» What to produce:
Pull every line containing "JSON" from the entries.

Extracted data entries
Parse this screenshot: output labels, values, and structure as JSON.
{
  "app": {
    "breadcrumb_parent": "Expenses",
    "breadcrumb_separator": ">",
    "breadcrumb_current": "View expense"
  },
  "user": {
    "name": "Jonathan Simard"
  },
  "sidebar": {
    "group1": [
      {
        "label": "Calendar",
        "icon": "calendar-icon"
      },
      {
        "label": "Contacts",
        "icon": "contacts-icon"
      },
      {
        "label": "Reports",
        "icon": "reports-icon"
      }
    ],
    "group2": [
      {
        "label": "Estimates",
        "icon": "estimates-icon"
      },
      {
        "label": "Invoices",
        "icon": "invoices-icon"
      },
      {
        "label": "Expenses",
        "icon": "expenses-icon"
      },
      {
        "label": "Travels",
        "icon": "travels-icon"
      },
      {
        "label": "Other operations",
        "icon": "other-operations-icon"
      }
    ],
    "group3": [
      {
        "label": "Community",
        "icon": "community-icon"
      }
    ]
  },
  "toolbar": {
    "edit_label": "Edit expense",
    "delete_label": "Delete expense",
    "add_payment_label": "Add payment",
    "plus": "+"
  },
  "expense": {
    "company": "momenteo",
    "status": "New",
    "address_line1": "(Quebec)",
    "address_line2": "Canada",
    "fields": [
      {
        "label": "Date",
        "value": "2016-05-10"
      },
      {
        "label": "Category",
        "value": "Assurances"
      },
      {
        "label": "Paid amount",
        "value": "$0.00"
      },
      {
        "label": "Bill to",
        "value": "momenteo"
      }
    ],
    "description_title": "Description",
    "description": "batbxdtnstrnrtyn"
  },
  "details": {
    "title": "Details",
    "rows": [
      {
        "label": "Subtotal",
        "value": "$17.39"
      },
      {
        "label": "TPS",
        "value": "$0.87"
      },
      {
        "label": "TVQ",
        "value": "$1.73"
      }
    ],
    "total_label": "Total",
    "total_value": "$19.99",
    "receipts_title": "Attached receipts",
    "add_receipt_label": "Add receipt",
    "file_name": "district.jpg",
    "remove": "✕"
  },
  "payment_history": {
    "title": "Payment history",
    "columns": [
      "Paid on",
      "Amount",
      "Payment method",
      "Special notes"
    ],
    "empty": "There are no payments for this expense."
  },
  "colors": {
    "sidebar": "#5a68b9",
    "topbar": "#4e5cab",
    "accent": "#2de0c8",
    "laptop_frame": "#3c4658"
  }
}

==

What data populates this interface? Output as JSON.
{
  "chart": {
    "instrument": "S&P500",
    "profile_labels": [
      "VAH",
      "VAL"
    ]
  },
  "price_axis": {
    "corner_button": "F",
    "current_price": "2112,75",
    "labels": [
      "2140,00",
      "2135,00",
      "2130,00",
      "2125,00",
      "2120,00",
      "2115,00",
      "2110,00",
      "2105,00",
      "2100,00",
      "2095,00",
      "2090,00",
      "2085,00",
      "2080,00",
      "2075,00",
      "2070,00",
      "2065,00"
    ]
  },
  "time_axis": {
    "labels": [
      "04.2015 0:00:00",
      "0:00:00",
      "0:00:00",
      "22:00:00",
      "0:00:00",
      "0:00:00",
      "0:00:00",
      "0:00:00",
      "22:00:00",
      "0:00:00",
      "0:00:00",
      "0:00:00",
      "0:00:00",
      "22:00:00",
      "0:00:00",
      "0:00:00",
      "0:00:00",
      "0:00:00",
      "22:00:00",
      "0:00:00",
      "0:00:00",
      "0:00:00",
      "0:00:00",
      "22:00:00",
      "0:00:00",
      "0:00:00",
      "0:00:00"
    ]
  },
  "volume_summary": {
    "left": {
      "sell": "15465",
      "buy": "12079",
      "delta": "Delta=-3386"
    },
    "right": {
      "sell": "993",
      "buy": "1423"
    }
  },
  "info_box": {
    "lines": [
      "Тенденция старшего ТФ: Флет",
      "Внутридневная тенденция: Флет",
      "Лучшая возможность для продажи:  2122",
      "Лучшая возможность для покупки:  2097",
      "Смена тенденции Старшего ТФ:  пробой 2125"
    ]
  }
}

» Solution to the problem:
Parse this screenshot: output labels, values, and structure as JSON.
What data populates this interface? Output as JSON.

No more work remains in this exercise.